- _Required work_: Each record below must be returned exactly as shown.

- _Items_:

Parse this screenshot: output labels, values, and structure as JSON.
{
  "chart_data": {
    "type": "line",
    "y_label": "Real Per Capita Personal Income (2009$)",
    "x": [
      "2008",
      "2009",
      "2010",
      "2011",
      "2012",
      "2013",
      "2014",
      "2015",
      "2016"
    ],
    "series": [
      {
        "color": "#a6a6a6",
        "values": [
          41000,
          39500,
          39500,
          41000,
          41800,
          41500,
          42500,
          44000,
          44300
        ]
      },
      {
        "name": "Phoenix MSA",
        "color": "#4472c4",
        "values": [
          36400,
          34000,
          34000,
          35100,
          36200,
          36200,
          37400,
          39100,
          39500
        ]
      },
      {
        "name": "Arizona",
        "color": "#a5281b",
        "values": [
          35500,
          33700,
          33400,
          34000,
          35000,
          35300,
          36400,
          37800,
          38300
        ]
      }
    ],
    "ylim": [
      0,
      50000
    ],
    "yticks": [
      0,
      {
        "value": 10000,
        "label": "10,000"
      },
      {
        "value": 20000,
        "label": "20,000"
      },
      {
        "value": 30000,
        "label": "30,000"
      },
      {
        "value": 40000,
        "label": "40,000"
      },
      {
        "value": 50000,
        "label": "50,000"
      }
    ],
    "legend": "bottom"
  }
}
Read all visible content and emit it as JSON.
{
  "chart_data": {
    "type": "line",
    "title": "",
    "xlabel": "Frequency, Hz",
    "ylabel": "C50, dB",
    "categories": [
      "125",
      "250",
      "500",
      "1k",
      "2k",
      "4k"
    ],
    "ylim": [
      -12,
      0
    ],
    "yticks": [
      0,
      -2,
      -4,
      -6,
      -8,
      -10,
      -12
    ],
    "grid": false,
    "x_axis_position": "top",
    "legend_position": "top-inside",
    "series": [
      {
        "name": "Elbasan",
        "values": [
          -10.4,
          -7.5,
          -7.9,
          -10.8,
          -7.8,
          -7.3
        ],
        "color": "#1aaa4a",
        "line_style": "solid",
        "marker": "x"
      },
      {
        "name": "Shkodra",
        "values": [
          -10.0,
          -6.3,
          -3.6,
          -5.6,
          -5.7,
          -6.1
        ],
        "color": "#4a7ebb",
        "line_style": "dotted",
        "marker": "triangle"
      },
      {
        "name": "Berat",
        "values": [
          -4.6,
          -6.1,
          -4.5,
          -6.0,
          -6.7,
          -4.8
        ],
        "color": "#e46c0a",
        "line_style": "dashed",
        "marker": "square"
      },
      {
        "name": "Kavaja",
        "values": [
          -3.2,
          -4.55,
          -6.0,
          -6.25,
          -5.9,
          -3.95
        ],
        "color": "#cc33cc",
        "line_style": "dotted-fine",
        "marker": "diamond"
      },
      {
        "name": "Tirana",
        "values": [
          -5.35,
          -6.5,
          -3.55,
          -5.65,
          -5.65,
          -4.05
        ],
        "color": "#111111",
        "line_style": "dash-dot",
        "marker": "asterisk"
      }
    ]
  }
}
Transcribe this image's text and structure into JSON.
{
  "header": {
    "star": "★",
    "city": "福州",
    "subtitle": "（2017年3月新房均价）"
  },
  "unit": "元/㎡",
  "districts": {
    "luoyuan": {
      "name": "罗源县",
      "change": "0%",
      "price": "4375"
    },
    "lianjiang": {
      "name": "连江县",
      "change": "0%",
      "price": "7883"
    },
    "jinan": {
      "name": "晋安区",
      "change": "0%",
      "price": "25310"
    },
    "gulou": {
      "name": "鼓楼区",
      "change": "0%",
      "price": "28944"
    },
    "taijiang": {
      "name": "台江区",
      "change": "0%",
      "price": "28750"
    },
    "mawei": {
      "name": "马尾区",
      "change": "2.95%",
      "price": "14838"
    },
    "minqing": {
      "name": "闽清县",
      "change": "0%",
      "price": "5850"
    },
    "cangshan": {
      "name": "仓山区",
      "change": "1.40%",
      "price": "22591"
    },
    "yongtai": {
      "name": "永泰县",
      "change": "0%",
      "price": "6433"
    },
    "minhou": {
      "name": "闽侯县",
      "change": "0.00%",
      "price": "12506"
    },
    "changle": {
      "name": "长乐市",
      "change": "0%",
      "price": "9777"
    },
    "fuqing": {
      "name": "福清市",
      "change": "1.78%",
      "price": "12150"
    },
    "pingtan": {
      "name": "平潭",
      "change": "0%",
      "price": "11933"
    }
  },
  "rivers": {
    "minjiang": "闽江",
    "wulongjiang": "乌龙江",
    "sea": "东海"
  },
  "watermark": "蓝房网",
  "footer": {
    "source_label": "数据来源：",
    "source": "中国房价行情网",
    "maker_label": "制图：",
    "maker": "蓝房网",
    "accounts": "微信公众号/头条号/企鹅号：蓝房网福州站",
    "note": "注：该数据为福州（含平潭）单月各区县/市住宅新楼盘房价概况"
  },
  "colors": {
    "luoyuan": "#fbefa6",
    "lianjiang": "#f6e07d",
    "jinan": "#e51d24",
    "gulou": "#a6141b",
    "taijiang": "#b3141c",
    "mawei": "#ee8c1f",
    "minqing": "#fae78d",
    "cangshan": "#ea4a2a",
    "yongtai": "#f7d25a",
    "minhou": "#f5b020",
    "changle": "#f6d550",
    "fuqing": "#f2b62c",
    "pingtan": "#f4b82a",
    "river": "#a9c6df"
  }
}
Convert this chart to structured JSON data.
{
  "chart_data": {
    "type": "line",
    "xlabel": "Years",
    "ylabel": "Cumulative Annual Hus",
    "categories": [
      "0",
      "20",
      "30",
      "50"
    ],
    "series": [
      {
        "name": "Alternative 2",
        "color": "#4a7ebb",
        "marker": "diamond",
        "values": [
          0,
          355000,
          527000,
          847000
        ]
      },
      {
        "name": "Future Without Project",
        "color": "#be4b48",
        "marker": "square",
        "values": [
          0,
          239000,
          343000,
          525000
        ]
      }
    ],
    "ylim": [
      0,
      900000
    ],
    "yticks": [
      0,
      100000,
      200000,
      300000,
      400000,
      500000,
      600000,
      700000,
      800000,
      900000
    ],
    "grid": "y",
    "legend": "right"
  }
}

- _Answer to the task_:
Parse this screenshot: output labels, values, and structure as JSON.
{
  "chart_data": {
    "type": "line",
    "y_label": "Real Per Capita Personal Income (2009$)",
    "x": [
      "2008",
      "2009",
      "2010",
      "2011",
      "2012",
      "2013",
      "2014",
      "2015",
      "2016"
    ],
    "series": [
      {
        "color": "#a6a6a6",
        "values": [
          41000,
          39500,
          39500,
          41000,
          41800,
          41500,
          42500,
          44000,
          44300
        ]
      },
      {
        "name": "Phoenix MSA",
        "color": "#4472c4",
        "values": [
          36400,
          34000,
          34000,
          35100,
          36200,
          36200,
          37400,
          39100,
          39500
        ]
      },
      {
        "name": "Arizona",
        "color": "#a5281b",
        "values": [
          35500,
          33700,
          33400,
          34000,
          35000,
          35300,
          36400,
          37800,
          38300
        ]
      }
    ],
    "ylim": [
      0,
      50000
    ],
    "yticks": [
      0,
      {
        "value": 10000,
        "label": "10,000"
      },
      {
        "value": 20000,
        "label": "20,000"
      },
      {
        "value": 30000,
        "label": "30,000"
      },
      {
        "value": 40000,
        "label": "40,000"
      },
      {
        "value": 50000,
        "label": "50,000"
      }
    ],
    "legend": "bottom"
  }
}
Read all visible content and emit it as JSON.
{
  "chart_data": {
    "type": "line",
    "title": "",
    "xlabel": "Frequency, Hz",
    "ylabel": "C50, dB",
    "categories": [
      "125",
      "250",
      "500",
      "1k",
      "2k",
      "4k"
    ],
    "ylim": [
      -12,
      0
    ],
    "yticks": [
      0,
      -2,
      -4,
      -6,
      -8,
      -10,
      -12
    ],
    "grid": false,
    "x_axis_position": "top",
    "legend_position": "top-inside",
    "series": [
      {
        "name": "Elbasan",
        "values": [
          -10.4,
          -7.5,
          -7.9,
          -10.8,
          -7.8,
          -7.3
        ],
        "color": "#1aaa4a",
        "line_style": "solid",
        "marker": "x"
      },
      {
        "name": "Shkodra",
        "values": [
          -10.0,
          -6.3,
          -3.6,
          -5.6,
          -5.7,
          -6.1
        ],
        "color": "#4a7ebb",
        "line_style": "dotted",
        "marker": "triangle"
      },
      {
        "name": "Berat",
        "values": [
          -4.6,
          -6.1,
          -4.5,
          -6.0,
          -6.7,
          -4.8
        ],
        "color": "#e46c0a",
        "line_style": "dashed",
        "marker": "square"
      },
      {
        "name": "Kavaja",
        "values": [
          -3.2,
          -4.55,
          -6.0,
          -6.25,
          -5.9,
          -3.95
        ],
        "color": "#cc33cc",
        "line_style": "dotted-fine",
        "marker": "diamond"
      },
      {
        "name": "Tirana",
        "values": [
          -5.35,
          -6.5,
          -3.55,
          -5.65,
          -5.65,
          -4.05
        ],
        "color": "#111111",
        "line_style": "dash-dot",
        "marker": "asterisk"
      }
    ]
  }
}
Transcribe this image's text and structure into JSON.
{
  "header": {
    "star": "★",
    "city": "福州",
    "subtitle": "（2017年3月新房均价）"
  },
  "unit": "元/㎡",
  "districts": {
    "luoyuan": {
      "name": "罗源县",
      "change": "0%",
      "price": "4375"
    },
    "lianjiang": {
      "name": "连江县",
      "change": "0%",
      "price": "7883"
    },
    "jinan": {
      "name": "晋安区",
      "change": "0%",
      "price": "25310"
    },
    "gulou": {
      "name": "鼓楼区",
      "change": "0%",
      "price": "28944"
    },
    "taijiang": {
      "name": "台江区",
      "change": "0%",
      "price": "28750"
    },
    "mawei": {
      "name": "马尾区",
      "change": "2.95%",
      "price": "14838"
    },
    "minqing": {
      "name": "闽清县",
      "change": "0%",
      "price": "5850"
    },
    "cangshan": {
      "name": "仓山区",
      "change": "1.40%",
      "price": "22591"
    },
    "yongtai": {
      "name": "永泰县",
      "change": "0%",
      "price": "6433"
    },
    "minhou": {
      "name": "闽侯县",
      "change": "0.00%",
      "price": "12506"
    },
    "changle": {
      "name": "长乐市",
      "change": "0%",
      "price": "9777"
    },
    "fuqing": {
      "name": "福清市",
      "change": "1.78%",
      "price": "12150"
    },
    "pingtan": {
      "name": "平潭",
      "change": "0%",
      "price": "11933"
    }
  },
  "rivers": {
    "minjiang": "闽江",
    "wulongjiang": "乌龙江",
    "sea": "东海"
  },
  "watermark": "蓝房网",
  "footer": {
    "source_label": "数据来源：",
    "source": "中国房价行情网",
    "maker_label": "制图：",
    "maker": "蓝房网",
    "accounts": "微信公众号/头条号/企鹅号：蓝房网福州站",
    "note": "注：该数据为福州（含平潭）单月各区县/市住宅新楼盘房价概况"
  },
  "colors": {
    "luoyuan": "#fbefa6",
    "lianjiang": "#f6e07d",
    "jinan": "#e51d24",
    "gulou": "#a6141b",
    "taijiang": "#b3141c",
    "mawei": "#ee8c1f",
    "minqing": "#fae78d",
    "cangshan": "#ea4a2a",
    "yongtai": "#f7d25a",
    "minhou": "#f5b020",
    "changle": "#f6d550",
    "fuqing": "#f2b62c",
    "pingtan": "#f4b82a",
    "river": "#a9c6df"
  }
}
Convert this chart to structured JSON data.
{
  "chart_data": {
    "type": "line",
    "xlabel": "Years",
    "ylabel": "Cumulative Annual Hus",
    "categories": [
      "0",
      "20",
      "30",
      "50"
    ],
    "series": [
      {
        "name": "Alternative 2",
        "color": "#4a7ebb",
        "marker": "diamond",
        "values": [
          0,
          355000,
          527000,
          847000
        ]
      },
      {
        "name": "Future Without Project",
        "color": "#be4b48",
        "marker": "square",
        "values": [
          0,
          239000,
          343000,
          525000
        ]
      }
    ],
    "ylim": [
      0,
      900000
    ],
    "yticks": [
      0,
      100000,
      200000,
      300000,
      400000,
      500000,
      600000,
      700000,
      800000,
      900000
    ],
    "grid": "y",
    "legend": "right"
  }
}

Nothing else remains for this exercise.